* START ENTRIES SHOWN *
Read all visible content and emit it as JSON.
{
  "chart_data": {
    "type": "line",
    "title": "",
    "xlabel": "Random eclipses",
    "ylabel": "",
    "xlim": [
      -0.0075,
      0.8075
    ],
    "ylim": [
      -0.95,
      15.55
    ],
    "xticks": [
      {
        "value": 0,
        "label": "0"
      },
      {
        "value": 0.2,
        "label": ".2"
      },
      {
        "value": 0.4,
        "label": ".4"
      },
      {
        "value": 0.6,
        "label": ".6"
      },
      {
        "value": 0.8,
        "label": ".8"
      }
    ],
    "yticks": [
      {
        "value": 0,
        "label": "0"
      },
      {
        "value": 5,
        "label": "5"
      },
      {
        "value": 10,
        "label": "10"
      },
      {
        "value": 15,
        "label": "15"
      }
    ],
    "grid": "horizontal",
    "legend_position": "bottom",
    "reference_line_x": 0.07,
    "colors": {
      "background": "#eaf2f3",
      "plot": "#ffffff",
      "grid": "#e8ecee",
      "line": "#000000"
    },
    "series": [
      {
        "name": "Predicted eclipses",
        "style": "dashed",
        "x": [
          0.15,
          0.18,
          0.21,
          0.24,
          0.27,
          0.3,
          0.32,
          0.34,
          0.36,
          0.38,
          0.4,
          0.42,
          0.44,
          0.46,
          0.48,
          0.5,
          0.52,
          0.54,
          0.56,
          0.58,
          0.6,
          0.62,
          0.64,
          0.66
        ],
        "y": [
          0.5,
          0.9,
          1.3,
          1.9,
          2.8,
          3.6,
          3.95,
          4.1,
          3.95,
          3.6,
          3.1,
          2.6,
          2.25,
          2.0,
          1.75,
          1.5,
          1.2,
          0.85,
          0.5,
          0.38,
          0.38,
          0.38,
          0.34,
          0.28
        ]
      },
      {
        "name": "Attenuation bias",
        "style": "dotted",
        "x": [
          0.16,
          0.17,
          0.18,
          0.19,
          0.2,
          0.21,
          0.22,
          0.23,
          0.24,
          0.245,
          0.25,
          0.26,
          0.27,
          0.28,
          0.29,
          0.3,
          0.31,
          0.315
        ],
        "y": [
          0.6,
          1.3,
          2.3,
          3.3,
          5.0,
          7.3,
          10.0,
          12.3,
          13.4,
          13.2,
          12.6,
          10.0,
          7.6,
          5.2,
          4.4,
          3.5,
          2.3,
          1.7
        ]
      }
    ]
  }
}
* END ENTRIES SHOWN *
| WHAT IS BEING ASKED |
Reproduce the material above, every line of it, exactly.

| CORRECT ANSWER |
Read all visible content and emit it as JSON.
{
  "chart_data": {
    "type": "line",
    "title": "",
    "xlabel": "Random eclipses",
    "ylabel": "",
    "xlim": [
      -0.0075,
      0.8075
    ],
    "ylim": [
      -0.95,
      15.55
    ],
    "xticks": [
      {
        "value": 0,
        "label": "0"
      },
      {
        "value": 0.2,
        "label": ".2"
      },
      {
        "value": 0.4,
        "label": ".4"
      },
      {
        "value": 0.6,
        "label": ".6"
      },
      {
        "value": 0.8,
        "label": ".8"
      }
    ],
    "yticks": [
      {
        "value": 0,
        "label": "0"
      },
      {
        "value": 5,
        "label": "5"
      },
      {
        "value": 10,
        "label": "10"
      },
      {
        "value": 15,
        "label": "15"
      }
    ],
    "grid": "horizontal",
    "legend_position": "bottom",
    "reference_line_x": 0.07,
    "colors": {
      "background": "#eaf2f3",
      "plot": "#ffffff",
      "grid": "#e8ecee",
      "line": "#000000"
    },
    "series": [
      {
        "name": "Predicted eclipses",
        "style": "dashed",
        "x": [
          0.15,
          0.18,
          0.21,
          0.24,
          0.27,
          0.3,
          0.32,
          0.34,
          0.36,
          0.38,
          0.4,
          0.42,
          0.44,
          0.46,
          0.48,
          0.5,
          0.52,
          0.54,
          0.56,
          0.58,
          0.6,
          0.62,
          0.64,
          0.66
        ],
        "y": [
          0.5,
          0.9,
          1.3,
          1.9,
          2.8,
          3.6,
          3.95,
          4.1,
          3.95,
          3.6,
          3.1,
          2.6,
          2.25,
          2.0,
          1.75,
          1.5,
          1.2,
          0.85,
          0.5,
          0.38,
          0.38,
          0.38,
          0.34,
          0.28
        ]
      },
      {
        "name": "Attenuation bias",
        "style": "dotted",
        "x": [
          0.16,
          0.17,
          0.18,
          0.19,
          0.2,
          0.21,
          0.22,
          0.23,
          0.24,
          0.245,
          0.25,
          0.26,
          0.27,
          0.28,
          0.29,
          0.3,
          0.31,
          0.315
        ],
        "y": [
          0.6,
          1.3,
          2.3,
          3.3,
          5.0,
          7.3,
          10.0,
          12.3,
          13.4,
          13.2,
          12.6,
          10.0,
          7.6,
          5.2,
          4.4,
          3.5,
          2.3,
          1.7
        ]
      }
    ]
  }
}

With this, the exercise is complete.